NYC Dog Walking Violations


Visualization
Introduction
NYC Opendata has a large amount of searchable records about various issues around New York City. Data ranges from noise complaints to street tree inventory in the City. After searching through some of the datasets within the database, I chose the data set entitled “Dog Doo.” This set of data documents violations issued to residents that did not pick up after their dog, I assume during their walk, dating back to 1980. Being a New York City dog owner myself, and having stepped in a few violations, I was curious to know more. I was able to visualize data around:
– In which borough do violations occur the most frequent?
– What time of day do violation get issued?
– How many violations occur by resident zip code?

======

* PROBLEMS TO WORK ON
a: Quote the NYC dog violations post word for word, starting at "NYC Dog Walking" and stopping after "the most frequent?".
b: Extend the NYC dog violations post by writing what comes after its final line.

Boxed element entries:

======

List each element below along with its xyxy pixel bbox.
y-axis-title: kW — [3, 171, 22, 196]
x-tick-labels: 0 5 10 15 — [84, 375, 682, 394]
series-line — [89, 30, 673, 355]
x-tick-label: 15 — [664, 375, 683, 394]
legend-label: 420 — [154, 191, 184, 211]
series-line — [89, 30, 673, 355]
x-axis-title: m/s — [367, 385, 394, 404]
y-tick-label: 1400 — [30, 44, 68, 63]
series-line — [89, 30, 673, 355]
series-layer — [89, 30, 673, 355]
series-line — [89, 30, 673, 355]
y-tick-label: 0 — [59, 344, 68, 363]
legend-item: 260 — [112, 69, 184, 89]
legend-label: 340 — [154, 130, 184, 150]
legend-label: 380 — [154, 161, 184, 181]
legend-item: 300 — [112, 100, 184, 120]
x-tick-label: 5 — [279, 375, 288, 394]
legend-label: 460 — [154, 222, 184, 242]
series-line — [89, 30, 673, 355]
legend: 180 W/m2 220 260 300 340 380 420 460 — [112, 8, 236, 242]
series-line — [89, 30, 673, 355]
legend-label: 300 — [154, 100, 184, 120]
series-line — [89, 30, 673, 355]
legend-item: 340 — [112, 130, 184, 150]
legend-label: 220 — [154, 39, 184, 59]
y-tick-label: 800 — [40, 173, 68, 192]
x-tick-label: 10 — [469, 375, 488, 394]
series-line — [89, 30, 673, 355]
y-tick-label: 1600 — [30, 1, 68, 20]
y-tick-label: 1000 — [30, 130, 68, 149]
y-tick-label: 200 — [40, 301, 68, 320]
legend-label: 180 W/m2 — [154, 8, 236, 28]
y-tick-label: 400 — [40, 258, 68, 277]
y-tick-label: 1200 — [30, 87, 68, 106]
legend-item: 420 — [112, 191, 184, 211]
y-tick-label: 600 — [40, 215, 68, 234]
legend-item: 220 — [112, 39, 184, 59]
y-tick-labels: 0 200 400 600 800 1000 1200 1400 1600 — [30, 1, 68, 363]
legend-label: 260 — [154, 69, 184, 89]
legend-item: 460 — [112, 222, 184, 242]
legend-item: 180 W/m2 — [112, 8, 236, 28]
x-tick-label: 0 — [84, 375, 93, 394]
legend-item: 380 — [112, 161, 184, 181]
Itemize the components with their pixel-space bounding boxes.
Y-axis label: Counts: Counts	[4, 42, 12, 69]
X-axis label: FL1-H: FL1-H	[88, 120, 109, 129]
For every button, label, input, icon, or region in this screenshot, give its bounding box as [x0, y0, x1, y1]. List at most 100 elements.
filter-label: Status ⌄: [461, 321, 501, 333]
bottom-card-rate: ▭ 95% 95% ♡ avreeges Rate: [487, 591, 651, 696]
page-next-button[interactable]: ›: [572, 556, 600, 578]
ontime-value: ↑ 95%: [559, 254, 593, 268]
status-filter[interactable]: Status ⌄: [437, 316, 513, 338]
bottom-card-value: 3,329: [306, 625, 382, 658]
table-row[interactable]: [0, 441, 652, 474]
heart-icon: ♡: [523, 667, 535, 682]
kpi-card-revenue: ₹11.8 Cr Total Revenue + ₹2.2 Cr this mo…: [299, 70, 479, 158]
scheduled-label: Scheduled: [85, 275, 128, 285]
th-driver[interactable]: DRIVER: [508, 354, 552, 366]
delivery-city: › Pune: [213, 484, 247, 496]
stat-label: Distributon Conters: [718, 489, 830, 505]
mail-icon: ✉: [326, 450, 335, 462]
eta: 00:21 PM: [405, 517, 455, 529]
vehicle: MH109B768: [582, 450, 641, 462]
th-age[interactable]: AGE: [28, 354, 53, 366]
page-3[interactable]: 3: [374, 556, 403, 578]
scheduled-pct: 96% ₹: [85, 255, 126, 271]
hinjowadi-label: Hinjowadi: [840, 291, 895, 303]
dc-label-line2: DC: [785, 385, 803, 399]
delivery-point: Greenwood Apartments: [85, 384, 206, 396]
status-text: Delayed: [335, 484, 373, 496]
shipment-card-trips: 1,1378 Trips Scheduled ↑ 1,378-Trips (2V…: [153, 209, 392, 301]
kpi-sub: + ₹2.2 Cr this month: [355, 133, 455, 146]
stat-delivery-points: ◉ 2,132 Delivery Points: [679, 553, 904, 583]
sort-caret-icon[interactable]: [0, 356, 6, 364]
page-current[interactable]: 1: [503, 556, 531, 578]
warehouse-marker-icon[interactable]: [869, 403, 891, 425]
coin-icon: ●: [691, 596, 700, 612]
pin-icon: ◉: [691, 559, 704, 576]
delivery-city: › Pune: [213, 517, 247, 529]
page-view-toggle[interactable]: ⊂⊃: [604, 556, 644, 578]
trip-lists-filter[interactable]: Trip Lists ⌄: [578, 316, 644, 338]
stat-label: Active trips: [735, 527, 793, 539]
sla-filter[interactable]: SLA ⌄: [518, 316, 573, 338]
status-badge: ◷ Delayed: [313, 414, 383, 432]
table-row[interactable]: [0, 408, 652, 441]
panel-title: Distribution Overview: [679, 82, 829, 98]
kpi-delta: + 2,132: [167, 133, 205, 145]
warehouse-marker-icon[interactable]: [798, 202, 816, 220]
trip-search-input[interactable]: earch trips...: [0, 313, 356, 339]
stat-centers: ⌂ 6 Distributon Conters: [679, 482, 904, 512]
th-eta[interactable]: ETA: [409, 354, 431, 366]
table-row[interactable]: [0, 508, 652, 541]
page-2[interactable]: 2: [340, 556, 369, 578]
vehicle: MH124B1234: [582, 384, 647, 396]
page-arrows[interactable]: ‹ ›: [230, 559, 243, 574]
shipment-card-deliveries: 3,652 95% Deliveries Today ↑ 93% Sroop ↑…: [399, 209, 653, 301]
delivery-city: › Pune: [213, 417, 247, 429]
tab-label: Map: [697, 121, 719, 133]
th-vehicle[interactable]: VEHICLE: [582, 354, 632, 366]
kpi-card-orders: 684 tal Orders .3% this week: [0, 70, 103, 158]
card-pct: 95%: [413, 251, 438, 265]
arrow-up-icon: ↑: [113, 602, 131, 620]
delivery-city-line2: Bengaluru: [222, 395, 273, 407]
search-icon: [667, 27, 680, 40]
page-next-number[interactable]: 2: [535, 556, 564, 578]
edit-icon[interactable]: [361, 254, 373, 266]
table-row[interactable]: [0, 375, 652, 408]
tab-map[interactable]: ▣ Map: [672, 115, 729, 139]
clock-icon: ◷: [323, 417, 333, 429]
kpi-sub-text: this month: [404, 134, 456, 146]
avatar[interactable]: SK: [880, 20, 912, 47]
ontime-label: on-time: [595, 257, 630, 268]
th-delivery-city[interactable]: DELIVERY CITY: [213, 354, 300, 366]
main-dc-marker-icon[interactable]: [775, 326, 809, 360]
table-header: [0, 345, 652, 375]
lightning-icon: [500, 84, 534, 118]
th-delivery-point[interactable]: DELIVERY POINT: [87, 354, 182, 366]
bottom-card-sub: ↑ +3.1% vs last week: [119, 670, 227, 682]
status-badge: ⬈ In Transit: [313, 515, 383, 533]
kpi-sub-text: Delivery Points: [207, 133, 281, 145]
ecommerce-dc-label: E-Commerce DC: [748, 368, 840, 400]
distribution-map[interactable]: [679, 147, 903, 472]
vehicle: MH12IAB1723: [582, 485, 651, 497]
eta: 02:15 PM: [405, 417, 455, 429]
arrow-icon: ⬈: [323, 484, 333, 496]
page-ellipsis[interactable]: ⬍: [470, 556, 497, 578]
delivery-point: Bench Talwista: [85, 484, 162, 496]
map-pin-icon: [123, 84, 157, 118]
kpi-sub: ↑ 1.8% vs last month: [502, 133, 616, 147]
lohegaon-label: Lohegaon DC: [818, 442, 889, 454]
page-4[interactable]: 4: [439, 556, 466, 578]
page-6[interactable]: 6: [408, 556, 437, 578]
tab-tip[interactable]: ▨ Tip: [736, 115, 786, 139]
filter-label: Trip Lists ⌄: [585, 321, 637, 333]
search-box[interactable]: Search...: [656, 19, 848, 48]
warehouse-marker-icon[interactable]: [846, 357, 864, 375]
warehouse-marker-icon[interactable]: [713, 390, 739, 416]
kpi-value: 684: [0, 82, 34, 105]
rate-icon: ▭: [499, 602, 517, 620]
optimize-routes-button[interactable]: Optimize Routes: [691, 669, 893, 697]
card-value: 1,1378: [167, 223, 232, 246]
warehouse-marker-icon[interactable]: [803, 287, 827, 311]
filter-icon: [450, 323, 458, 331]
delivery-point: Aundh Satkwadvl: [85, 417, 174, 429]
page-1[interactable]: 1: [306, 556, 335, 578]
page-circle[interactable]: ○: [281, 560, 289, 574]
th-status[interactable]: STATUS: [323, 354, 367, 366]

======

* ANSWERS TO THE EXERCISE
a:
NYC Dog Walking Violations


Visualization
Introduction
NYC Opendata has a large amount of searchable records about various issues around New York City. Data ranges from noise complaints to street tree inventory in the City. After searching through some of the datasets within the database, I chose the data set entitled “Dog Doo.” This set of data documents violations issued to residents that did not pick up after their dog, I assume during their walk, dating back to 1980. Being a New York City dog owner myself, and having stepped in a few violations, I was curious to know more. I was able to visualize data around:
– In which borough do violations occur the most frequent?

b:
Materials
Once I chose my data, I decided to narrow down the range of violation years, to just document 2012 – 2017. I also cleaned the data using openrefine. A violation costs $250 but I noticed some sets read $250,000. I clustered these and changed 400 datasets to read as $250. I also deleted columns that I knew would not be beneficial and seemed redundant, such as “violation state name” all produced “New York.” Once my data was cleaned I then imported it into Tableau Public from Google Sheets.
Methods
After deciding on a topic and making sure the data was informative enough, I now needed inspiration. I remembered seeing interactive maps pertaining to dog names in New York City a few months ago, and immediately started my search there.  I found a bubble chart visualizing dog names in New York City. This data was compiled from dog license registrations. When interacting with the cart, the user can hover over a bubble to see the dog name and how many there are registered. The user can also search for a specific name, like I did below for my dog’s name (bubble outlined in red).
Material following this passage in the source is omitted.